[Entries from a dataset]
▼
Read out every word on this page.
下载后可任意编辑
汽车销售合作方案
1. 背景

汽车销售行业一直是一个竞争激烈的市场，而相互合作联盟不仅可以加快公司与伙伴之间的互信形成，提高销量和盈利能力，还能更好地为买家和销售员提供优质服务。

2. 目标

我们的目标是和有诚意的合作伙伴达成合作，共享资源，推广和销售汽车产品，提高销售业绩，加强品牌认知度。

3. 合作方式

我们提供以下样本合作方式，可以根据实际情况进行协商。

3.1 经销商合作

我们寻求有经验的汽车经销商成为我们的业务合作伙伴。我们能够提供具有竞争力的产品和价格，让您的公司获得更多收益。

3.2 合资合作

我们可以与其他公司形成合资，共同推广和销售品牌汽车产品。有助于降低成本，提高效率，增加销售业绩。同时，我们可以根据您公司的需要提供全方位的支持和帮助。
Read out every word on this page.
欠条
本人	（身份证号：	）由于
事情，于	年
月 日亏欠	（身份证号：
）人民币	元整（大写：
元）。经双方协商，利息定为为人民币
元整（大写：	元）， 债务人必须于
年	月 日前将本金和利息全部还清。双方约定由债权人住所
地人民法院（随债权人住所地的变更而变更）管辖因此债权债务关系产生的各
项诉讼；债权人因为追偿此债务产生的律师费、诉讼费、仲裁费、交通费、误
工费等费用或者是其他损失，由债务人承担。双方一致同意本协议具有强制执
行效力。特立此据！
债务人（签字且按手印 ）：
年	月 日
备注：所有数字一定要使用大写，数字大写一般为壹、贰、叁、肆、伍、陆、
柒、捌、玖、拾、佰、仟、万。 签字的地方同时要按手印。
▲
● WHAT YOU HAVE TO DO
Each entry above is to be set down again in exactly the same words.

● ANSWER TO THE PROBLEM
Read out every word on this page.
下载后可任意编辑
汽车销售合作方案
1. 背景

汽车销售行业一直是一个竞争激烈的市场，而相互合作联盟不仅可以加快公司与伙伴之间的互信形成，提高销量和盈利能力，还能更好地为买家和销售员提供优质服务。

2. 目标

我们的目标是和有诚意的合作伙伴达成合作，共享资源，推广和销售汽车产品，提高销售业绩，加强品牌认知度。

3. 合作方式

我们提供以下样本合作方式，可以根据实际情况进行协商。

3.1 经销商合作

我们寻求有经验的汽车经销商成为我们的业务合作伙伴。我们能够提供具有竞争力的产品和价格，让您的公司获得更多收益。

3.2 合资合作

我们可以与其他公司形成合资，共同推广和销售品牌汽车产品。有助于降低成本，提高效率，增加销售业绩。同时，我们可以根据您公司的需要提供全方位的支持和帮助。
Read out every word on this page.
欠条
本人	（身份证号：	）由于
事情，于	年
月 日亏欠	（身份证号：
）人民币	元整（大写：
元）。经双方协商，利息定为为人民币
元整（大写：	元）， 债务人必须于
年	月 日前将本金和利息全部还清。双方约定由债权人住所
地人民法院（随债权人住所地的变更而变更）管辖因此债权债务关系产生的各
项诉讼；债权人因为追偿此债务产生的律师费、诉讼费、仲裁费、交通费、误
工费等费用或者是其他损失，由债务人承担。双方一致同意本协议具有强制执
行效力。特立此据！
债务人（签字且按手印 ）：
年	月 日
备注：所有数字一定要使用大写，数字大写一般为壹、贰、叁、肆、伍、陆、
柒、捌、玖、拾、佰、仟、万。 签字的地方同时要按手印。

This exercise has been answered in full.